## start

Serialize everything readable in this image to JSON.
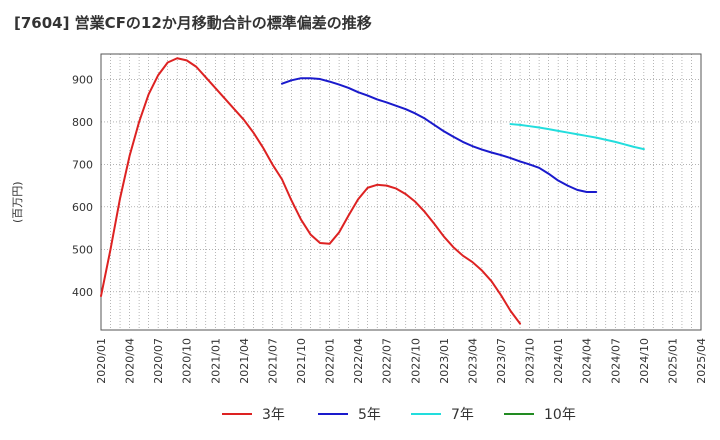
{
  "title": "[7604]  営業CFの12か月移動合計の標準偏差の推移",
  "chart_data": {
    "type": "line",
    "title": "[7604]  営業CFの12か月移動合計の標準偏差の推移",
    "ylabel": "(百万円)",
    "xlabel": "",
    "ylim": [
      310,
      960
    ],
    "yticks": [
      400,
      500,
      600,
      700,
      800,
      900
    ],
    "xticks": [
      "2020/01",
      "2020/04",
      "2020/07",
      "2020/10",
      "2021/01",
      "2021/04",
      "2021/07",
      "2021/10",
      "2022/01",
      "2022/04",
      "2022/07",
      "2022/10",
      "2023/01",
      "2023/04",
      "2023/07",
      "2023/10",
      "2024/01",
      "2024/04",
      "2024/07",
      "2024/10",
      "2025/01",
      "2025/04"
    ],
    "grid": true,
    "legend_position": "bottom",
    "series": [
      {
        "name": "3年",
        "color": "#dd2222",
        "start": "2020/01",
        "values": [
          390,
          500,
          620,
          720,
          800,
          865,
          910,
          940,
          950,
          945,
          930,
          905,
          880,
          855,
          830,
          805,
          775,
          740,
          700,
          665,
          615,
          570,
          535,
          515,
          513,
          540,
          580,
          618,
          645,
          652,
          650,
          643,
          630,
          612,
          588,
          560,
          530,
          505,
          485,
          470,
          450,
          425,
          392,
          355,
          325
        ]
      },
      {
        "name": "5年",
        "color": "#1a1acc",
        "start": "2021/08",
        "values": [
          890,
          898,
          903,
          903,
          901,
          895,
          888,
          880,
          870,
          862,
          853,
          846,
          838,
          830,
          820,
          808,
          793,
          778,
          765,
          753,
          743,
          735,
          728,
          722,
          715,
          707,
          700,
          692,
          678,
          662,
          650,
          640,
          635,
          635
        ]
      },
      {
        "name": "7年",
        "color": "#22dddd",
        "start": "2023/08",
        "values": [
          795,
          793,
          790,
          787,
          783,
          779,
          775,
          771,
          767,
          763,
          758,
          753,
          747,
          741,
          736
        ]
      },
      {
        "name": "10年",
        "color": "#228b22",
        "start": "",
        "values": []
      }
    ]
  }
}
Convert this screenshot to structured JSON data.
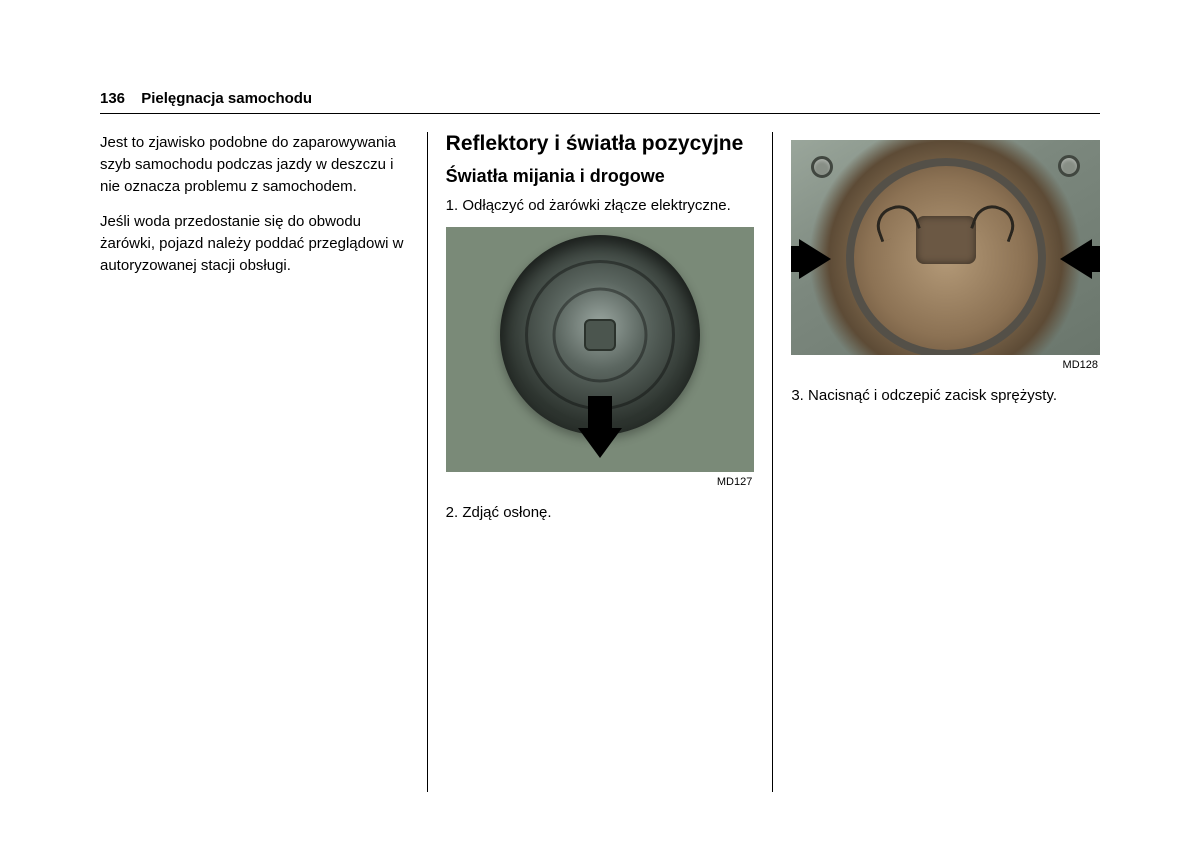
{
  "header": {
    "page_number": "136",
    "section": "Pielęgnacja samochodu"
  },
  "col1": {
    "para1": "Jest to zjawisko podobne do zaparowywania szyb samochodu podczas jazdy w deszczu i nie oznacza problemu z samochodem.",
    "para2": "Jeśli woda przedostanie się do obwodu żarówki, pojazd należy poddać przeglądowi w autoryzowanej stacji obsługi."
  },
  "col2": {
    "heading": "Reflektory i światła pozycyjne",
    "subheading": "Światła mijania i drogowe",
    "step1": "1. Odłączyć od żarówki złącze elektryczne.",
    "fig1_label": "MD127",
    "step2": "2. Zdjąć osłonę."
  },
  "col3": {
    "fig2_label": "MD128",
    "step3": "3. Nacisnąć i odczepić zacisk sprężysty."
  }
}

## end

> [What you should do]
Retype exactly the lines above, starting at the line containing "Convert this screenshot" and ending with the last line, both included; leave out the pictures.

> [Result]
Convert this screenshot to structured JSON data.
{
  "header": {
    "page_number": "136",
    "section": "Pielęgnacja samochodu"
  },
  "col1": {
    "para1": "Jest to zjawisko podobne do zaparowywania szyb samochodu podczas jazdy w deszczu i nie oznacza problemu z samochodem.",
    "para2": "Jeśli woda przedostanie się do obwodu żarówki, pojazd należy poddać przeglądowi w autoryzowanej stacji obsługi."
  },
  "col2": {
    "heading": "Reflektory i światła pozycyjne",
    "subheading": "Światła mijania i drogowe",
    "step1": "1. Odłączyć od żarówki złącze elektryczne.",
    "fig1_label": "MD127",
    "step2": "2. Zdjąć osłonę."
  },
  "col3": {
    "fig2_label": "MD128",
    "step3": "3. Nacisnąć i odczepić zacisk sprężysty."
  }
}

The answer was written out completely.